### DO THIS
Select the lines of the records containing the word "subscript" and list them.

### DATASET EXTRACT
━━━━

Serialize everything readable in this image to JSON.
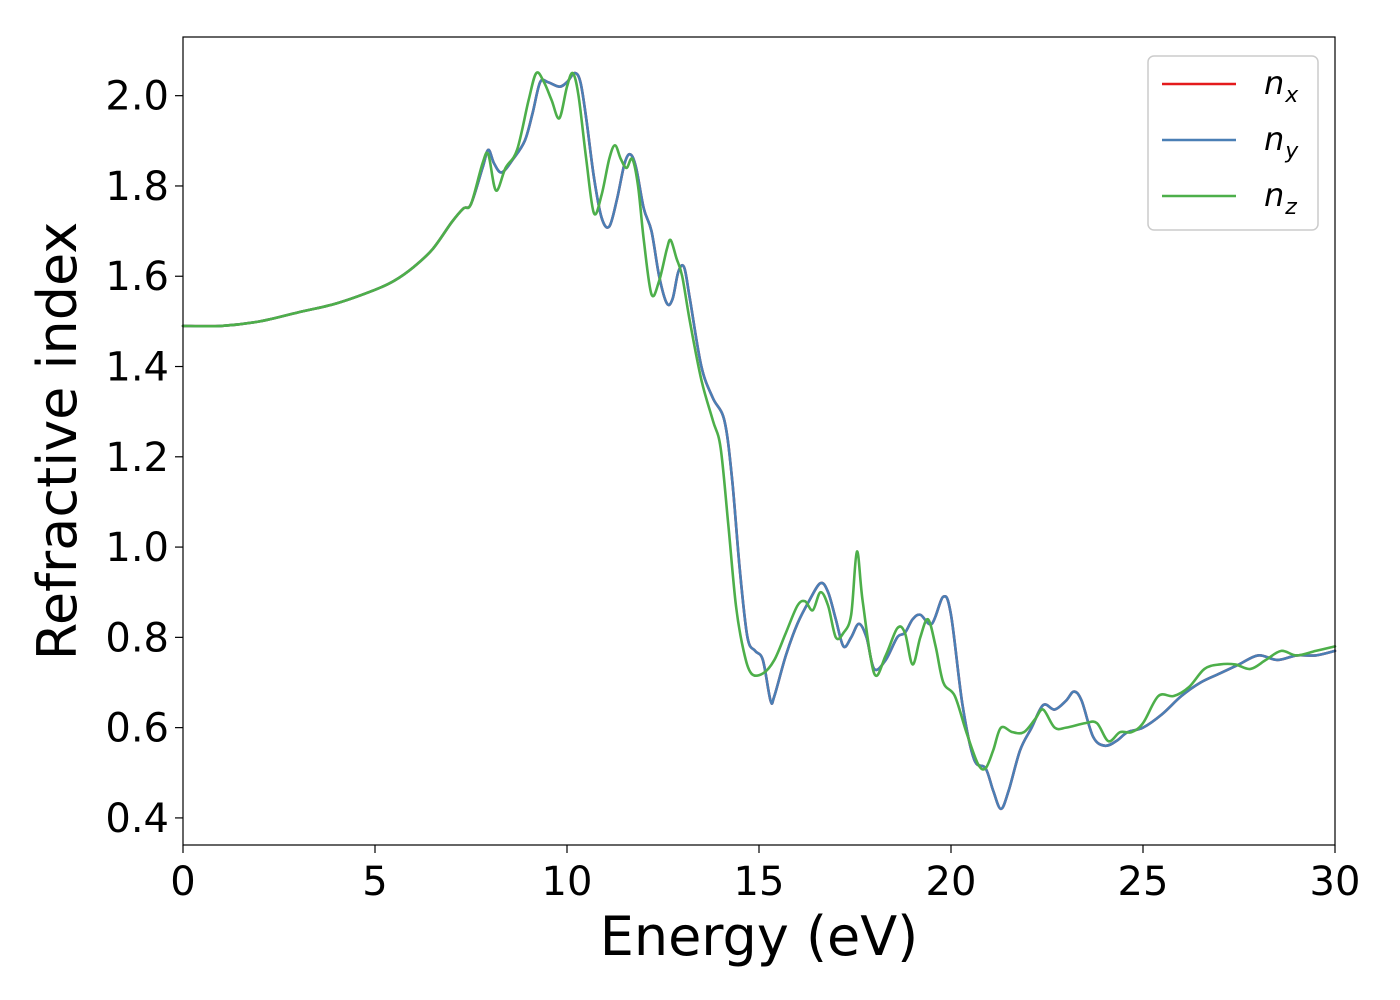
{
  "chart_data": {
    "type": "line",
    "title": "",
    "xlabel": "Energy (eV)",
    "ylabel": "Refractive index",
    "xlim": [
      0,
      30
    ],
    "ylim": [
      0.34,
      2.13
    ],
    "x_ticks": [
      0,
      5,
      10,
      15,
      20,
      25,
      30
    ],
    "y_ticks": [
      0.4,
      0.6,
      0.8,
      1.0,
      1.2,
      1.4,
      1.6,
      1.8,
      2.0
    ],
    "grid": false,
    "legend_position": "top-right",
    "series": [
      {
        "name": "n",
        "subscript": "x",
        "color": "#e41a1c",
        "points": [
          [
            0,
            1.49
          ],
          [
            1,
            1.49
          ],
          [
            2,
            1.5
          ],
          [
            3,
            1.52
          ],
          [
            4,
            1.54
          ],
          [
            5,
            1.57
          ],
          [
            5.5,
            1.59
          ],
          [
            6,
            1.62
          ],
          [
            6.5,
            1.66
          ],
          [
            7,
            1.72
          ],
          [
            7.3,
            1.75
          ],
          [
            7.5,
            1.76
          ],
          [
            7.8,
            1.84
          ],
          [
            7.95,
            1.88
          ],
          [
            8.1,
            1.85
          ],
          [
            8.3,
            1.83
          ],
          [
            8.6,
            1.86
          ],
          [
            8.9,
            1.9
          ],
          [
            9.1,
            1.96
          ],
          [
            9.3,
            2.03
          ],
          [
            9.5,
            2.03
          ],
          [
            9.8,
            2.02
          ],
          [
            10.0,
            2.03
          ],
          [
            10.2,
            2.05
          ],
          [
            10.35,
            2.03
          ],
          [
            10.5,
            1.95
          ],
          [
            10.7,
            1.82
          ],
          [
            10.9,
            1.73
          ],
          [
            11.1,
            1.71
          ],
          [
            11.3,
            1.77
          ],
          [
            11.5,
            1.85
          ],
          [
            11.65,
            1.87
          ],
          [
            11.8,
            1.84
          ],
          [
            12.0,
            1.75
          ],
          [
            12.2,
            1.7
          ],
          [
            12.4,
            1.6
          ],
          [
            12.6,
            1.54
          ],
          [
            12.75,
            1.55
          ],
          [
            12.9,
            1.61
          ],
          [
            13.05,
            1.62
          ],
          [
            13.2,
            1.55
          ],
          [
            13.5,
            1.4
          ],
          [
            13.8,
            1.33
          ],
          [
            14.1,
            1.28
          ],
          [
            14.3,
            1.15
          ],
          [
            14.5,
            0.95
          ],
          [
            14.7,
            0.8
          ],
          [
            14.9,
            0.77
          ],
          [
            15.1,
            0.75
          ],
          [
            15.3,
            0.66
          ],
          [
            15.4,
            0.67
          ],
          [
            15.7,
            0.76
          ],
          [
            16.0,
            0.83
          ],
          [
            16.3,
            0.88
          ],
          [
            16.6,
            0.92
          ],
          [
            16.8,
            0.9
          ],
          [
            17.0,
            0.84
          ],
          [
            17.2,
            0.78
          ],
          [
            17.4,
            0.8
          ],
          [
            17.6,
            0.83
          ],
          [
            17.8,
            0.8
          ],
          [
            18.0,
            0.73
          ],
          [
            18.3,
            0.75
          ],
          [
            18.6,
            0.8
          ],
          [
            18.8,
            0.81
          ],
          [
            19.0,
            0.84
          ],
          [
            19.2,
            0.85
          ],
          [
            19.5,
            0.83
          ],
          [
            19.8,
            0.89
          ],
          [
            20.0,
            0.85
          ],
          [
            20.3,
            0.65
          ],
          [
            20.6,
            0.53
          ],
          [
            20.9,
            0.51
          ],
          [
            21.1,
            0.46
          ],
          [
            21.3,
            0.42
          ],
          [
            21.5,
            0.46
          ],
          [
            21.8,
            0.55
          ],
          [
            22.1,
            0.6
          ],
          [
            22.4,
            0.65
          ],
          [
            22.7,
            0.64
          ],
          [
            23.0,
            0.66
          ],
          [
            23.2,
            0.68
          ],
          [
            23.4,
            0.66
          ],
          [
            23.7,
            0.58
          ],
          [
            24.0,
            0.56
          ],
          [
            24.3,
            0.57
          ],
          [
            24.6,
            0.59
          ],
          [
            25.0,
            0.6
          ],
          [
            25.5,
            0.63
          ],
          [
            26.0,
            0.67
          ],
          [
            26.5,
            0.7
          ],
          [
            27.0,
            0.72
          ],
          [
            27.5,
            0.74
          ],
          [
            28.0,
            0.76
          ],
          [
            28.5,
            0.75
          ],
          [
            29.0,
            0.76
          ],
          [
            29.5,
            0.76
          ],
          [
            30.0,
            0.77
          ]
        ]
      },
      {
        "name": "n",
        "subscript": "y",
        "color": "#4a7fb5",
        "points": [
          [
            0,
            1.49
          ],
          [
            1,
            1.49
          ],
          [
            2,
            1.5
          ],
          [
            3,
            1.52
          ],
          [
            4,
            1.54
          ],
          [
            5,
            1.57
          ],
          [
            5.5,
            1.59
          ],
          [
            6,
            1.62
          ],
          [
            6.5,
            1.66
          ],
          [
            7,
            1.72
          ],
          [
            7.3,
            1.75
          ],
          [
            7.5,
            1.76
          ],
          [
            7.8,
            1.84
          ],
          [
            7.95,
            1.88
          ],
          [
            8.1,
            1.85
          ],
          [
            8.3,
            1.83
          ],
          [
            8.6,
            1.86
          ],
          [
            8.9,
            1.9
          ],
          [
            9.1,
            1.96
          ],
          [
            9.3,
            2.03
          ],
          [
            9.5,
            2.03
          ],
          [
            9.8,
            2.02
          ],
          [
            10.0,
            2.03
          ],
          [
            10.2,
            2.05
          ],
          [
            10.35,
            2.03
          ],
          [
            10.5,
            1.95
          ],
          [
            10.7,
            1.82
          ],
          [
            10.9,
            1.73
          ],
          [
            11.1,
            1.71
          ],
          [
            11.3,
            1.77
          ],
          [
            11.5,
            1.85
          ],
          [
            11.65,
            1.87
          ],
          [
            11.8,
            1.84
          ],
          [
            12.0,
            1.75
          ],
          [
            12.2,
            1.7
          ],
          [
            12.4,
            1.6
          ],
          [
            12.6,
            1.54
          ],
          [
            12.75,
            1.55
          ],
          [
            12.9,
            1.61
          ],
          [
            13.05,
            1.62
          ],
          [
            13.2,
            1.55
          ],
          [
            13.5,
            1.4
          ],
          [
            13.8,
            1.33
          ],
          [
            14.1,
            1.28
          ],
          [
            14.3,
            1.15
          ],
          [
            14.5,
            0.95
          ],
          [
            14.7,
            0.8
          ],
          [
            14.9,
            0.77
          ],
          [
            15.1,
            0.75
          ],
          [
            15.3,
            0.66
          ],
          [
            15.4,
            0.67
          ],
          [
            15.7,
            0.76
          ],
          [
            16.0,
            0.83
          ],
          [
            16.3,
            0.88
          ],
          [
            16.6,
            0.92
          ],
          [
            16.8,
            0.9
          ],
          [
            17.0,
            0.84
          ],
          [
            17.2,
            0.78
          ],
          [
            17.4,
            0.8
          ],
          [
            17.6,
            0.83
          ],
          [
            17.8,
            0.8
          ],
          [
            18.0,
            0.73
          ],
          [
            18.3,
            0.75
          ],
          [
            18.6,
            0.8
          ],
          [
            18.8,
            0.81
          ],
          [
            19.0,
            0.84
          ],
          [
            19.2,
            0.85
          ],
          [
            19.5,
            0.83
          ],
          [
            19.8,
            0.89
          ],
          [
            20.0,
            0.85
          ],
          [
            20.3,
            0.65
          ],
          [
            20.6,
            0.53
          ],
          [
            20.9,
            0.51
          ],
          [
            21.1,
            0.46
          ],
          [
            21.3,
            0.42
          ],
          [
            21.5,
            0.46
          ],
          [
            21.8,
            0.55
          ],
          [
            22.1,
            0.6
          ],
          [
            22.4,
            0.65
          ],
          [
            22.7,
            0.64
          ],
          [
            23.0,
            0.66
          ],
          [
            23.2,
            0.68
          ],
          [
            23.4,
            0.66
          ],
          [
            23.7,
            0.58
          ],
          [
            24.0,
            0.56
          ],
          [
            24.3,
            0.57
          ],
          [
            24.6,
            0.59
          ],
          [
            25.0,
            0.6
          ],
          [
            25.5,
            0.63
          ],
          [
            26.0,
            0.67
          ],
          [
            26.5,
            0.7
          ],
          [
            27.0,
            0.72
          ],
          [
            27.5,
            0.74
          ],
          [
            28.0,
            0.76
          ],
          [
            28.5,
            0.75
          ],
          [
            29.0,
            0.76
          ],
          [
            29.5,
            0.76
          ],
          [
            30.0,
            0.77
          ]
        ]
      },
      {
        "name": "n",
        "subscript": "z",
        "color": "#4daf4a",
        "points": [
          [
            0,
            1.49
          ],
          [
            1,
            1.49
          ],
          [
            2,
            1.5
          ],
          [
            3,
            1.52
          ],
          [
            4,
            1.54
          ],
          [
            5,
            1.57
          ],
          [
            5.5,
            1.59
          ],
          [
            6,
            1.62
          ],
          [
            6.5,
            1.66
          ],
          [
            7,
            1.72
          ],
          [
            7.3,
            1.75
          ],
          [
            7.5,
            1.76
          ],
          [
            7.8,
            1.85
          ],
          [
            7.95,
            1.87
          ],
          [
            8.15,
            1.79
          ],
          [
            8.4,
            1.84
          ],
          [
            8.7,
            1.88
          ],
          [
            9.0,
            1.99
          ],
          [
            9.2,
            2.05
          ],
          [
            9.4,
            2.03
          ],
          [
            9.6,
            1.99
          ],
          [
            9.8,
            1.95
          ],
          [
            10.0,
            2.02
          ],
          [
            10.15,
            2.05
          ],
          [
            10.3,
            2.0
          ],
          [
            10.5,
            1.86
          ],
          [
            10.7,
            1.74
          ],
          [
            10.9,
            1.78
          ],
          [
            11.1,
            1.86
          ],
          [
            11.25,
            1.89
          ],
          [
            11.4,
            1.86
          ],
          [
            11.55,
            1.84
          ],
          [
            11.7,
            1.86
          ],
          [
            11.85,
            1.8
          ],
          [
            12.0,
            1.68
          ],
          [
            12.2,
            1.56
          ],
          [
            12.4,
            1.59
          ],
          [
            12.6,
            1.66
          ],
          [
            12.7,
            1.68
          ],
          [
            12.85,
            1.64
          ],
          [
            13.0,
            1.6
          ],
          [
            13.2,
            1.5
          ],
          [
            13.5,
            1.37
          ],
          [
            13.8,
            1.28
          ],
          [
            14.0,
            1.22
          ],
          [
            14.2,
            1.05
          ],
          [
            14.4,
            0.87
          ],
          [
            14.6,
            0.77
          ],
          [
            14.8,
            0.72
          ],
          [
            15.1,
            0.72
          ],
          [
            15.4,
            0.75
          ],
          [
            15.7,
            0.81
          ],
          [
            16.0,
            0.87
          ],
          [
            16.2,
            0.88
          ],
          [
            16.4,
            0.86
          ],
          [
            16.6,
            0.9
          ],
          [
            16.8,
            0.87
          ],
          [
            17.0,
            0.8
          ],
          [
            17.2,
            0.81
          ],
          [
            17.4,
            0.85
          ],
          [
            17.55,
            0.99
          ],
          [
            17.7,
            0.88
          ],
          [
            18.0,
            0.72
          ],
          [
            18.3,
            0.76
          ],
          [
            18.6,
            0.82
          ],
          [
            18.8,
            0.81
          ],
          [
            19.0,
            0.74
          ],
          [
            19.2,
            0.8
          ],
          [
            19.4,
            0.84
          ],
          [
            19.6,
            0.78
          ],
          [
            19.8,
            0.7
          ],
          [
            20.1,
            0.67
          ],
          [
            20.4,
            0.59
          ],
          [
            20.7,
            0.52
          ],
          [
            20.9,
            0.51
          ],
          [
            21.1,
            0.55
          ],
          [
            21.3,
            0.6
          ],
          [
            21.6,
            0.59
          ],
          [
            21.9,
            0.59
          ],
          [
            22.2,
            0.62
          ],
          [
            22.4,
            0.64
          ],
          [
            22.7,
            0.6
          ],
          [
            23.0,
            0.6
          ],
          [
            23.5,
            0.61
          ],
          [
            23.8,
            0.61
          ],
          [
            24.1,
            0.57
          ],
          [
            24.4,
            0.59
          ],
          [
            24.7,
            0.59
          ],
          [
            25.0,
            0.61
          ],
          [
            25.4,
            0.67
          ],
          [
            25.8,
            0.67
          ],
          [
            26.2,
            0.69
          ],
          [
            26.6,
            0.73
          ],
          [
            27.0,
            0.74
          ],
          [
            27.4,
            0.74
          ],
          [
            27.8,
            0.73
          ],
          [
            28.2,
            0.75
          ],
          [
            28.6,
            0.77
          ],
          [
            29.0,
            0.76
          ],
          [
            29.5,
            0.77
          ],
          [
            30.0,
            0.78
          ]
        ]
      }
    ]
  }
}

━━━━

### FULL RESPONSE
        "subscript": "x",
        "subscript": "y",
        "subscript": "z",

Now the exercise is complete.